=== Dataset extract ===
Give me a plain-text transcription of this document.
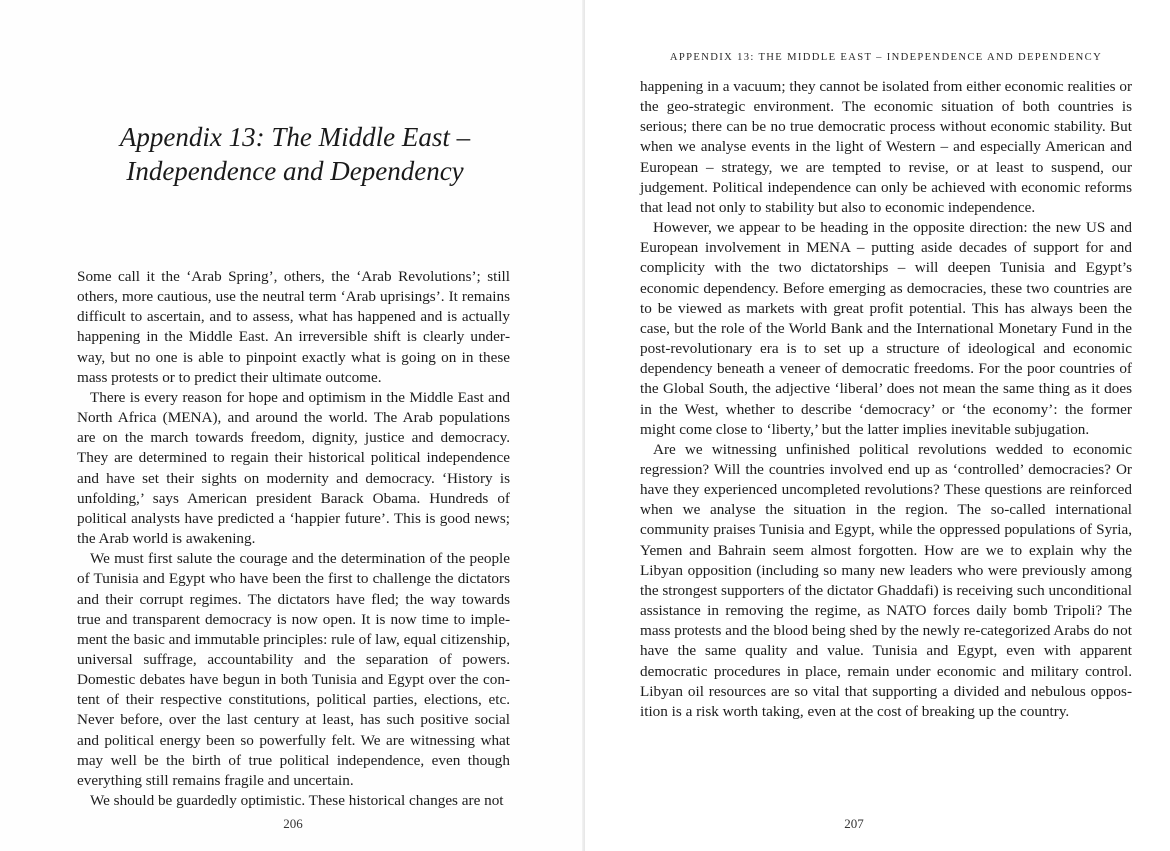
Appendix 13: The Middle East –
Independence and Dependency

Some call it the ‘Arab Spring’, others, the ‘Arab Revolutions’; still others, more cautious, use the neutral term ‘Arab uprisings’. It remains difficult to ascertain, and to assess, what has happened and is actually happening in the Middle East. An irreversible shift is clearly underway, but no one is able to pinpoint exactly what is going on in these mass protests or to predict their ultimate outcome.

There is every reason for hope and optimism in the Middle East and North Africa (MENA), and around the world. The Arab populations are on the march towards freedom, dignity, justice and democracy. They are determined to regain their historical political independence and have set their sights on modernity and democracy. ‘History is unfolding,’ says American president Barack Obama. Hundreds of political analysts have predicted a ‘happier future’. This is good news; the Arab world is awakening.

We must first salute the courage and the determination of the people of Tunisia and Egypt who have been the first to challenge the dictators and their corrupt regimes. The dictators have fled; the way towards true and transparent democracy is now open. It is now time to implement the basic and immutable principles: rule of law, equal citizenship, universal suffrage, accountability and the separation of powers. Domestic debates have begun in both Tunisia and Egypt over the content of their respective constitutions, political parties, elections, etc. Never before, over the last century at least, has such positive social and political energy been so powerfully felt. We are witnessing what may well be the birth of true political independence, even though everything still remains fragile and uncertain.

We should be guardedly optimistic. These historical changes are not

206
APPENDIX 13: THE MIDDLE EAST – INDEPENDENCE AND DEPENDENCY

happening in a vacuum; they cannot be isolated from either economic realities or the geo-strategic environment. The economic situation of both countries is serious; there can be no true democratic process without economic stability. But when we analyse events in the light of Western – and especially American and European – strategy, we are tempted to revise, or at least to suspend, our judgement. Political independence can only be achieved with economic reforms that lead not only to stability but also to economic independence.

However, we appear to be heading in the opposite direction: the new US and European involvement in MENA – putting aside decades of support for and complicity with the two dictatorships – will deepen Tunisia and Egypt’s economic dependency. Before emerging as democracies, these two countries are to be viewed as markets with great profit potential. This has always been the case, but the role of the World Bank and the International Monetary Fund in the post-revolutionary era is to set up a structure of ideological and economic dependency beneath a veneer of democratic freedoms. For the poor countries of the Global South, the adjective ‘liberal’ does not mean the same thing as it does in the West, whether to describe ‘democracy’ or ‘the economy’: the former might come close to ‘liberty,’ but the latter implies inevitable subjugation.

Are we witnessing unfinished political revolutions wedded to economic regression? Will the countries involved end up as ‘controlled’ democracies? Or have they experienced uncompleted revolutions? These questions are reinforced when we analyse the situation in the region. The so-called international community praises Tunisia and Egypt, while the oppressed populations of Syria, Yemen and Bahrain seem almost forgotten. How are we to explain why the Libyan opposition (including so many new leaders who were previously among the strongest supporters of the dictator Ghaddafi) is receiving such unconditional assistance in removing the regime, as NATO forces daily bomb Tripoli? The mass protests and the blood being shed by the newly re-categorized Arabs do not have the same quality and value. Tunisia and Egypt, even with apparent democratic procedures in place, remain under economic and military control. Libyan oil resources are so vital that supporting a divided and nebulous opposition is a risk worth taking, even at the cost of breaking up the country.

207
===
Stated task:
Return each line from the material above exactly, but not the pictures.

Solution for this task:
Give me a plain-text transcription of this document.
Appendix 13: The Middle East –
Independence and Dependency

Some call it the ‘Arab Spring’, others, the ‘Arab Revolutions’; still others, more cautious, use the neutral term ‘Arab uprisings’. It remains difficult to ascertain, and to assess, what has happened and is actually happening in the Middle East. An irreversible shift is clearly underway, but no one is able to pinpoint exactly what is going on in these mass protests or to predict their ultimate outcome.

There is every reason for hope and optimism in the Middle East and North Africa (MENA), and around the world. The Arab populations are on the march towards freedom, dignity, justice and democracy. They are determined to regain their historical political independence and have set their sights on modernity and democracy. ‘History is unfolding,’ says American president Barack Obama. Hundreds of political analysts have predicted a ‘happier future’. This is good news; the Arab world is awakening.

We must first salute the courage and the determination of the people of Tunisia and Egypt who have been the first to challenge the dictators and their corrupt regimes. The dictators have fled; the way towards true and transparent democracy is now open. It is now time to implement the basic and immutable principles: rule of law, equal citizenship, universal suffrage, accountability and the separation of powers. Domestic debates have begun in both Tunisia and Egypt over the content of their respective constitutions, political parties, elections, etc. Never before, over the last century at least, has such positive social and political energy been so powerfully felt. We are witnessing what may well be the birth of true political independence, even though everything still remains fragile and uncertain.

We should be guardedly optimistic. These historical changes are not

206
APPENDIX 13: THE MIDDLE EAST – INDEPENDENCE AND DEPENDENCY

happening in a vacuum; they cannot be isolated from either economic realities or the geo-strategic environment. The economic situation of both countries is serious; there can be no true democratic process without economic stability. But when we analyse events in the light of Western – and especially American and European – strategy, we are tempted to revise, or at least to suspend, our judgement. Political independence can only be achieved with economic reforms that lead not only to stability but also to economic independence.

However, we appear to be heading in the opposite direction: the new US and European involvement in MENA – putting aside decades of support for and complicity with the two dictatorships – will deepen Tunisia and Egypt’s economic dependency. Before emerging as democracies, these two countries are to be viewed as markets with great profit potential. This has always been the case, but the role of the World Bank and the International Monetary Fund in the post-revolutionary era is to set up a structure of ideological and economic dependency beneath a veneer of democratic freedoms. For the poor countries of the Global South, the adjective ‘liberal’ does not mean the same thing as it does in the West, whether to describe ‘democracy’ or ‘the economy’: the former might come close to ‘liberty,’ but the latter implies inevitable subjugation.

Are we witnessing unfinished political revolutions wedded to economic regression? Will the countries involved end up as ‘controlled’ democracies? Or have they experienced uncompleted revolutions? These questions are reinforced when we analyse the situation in the region. The so-called international community praises Tunisia and Egypt, while the oppressed populations of Syria, Yemen and Bahrain seem almost forgotten. How are we to explain why the Libyan opposition (including so many new leaders who were previously among the strongest supporters of the dictator Ghaddafi) is receiving such unconditional assistance in removing the regime, as NATO forces daily bomb Tripoli? The mass protests and the blood being shed by the newly re-categorized Arabs do not have the same quality and value. Tunisia and Egypt, even with apparent democratic procedures in place, remain under economic and military control. Libyan oil resources are so vital that supporting a divided and nebulous opposition is a risk worth taking, even at the cost of breaking up the country.

207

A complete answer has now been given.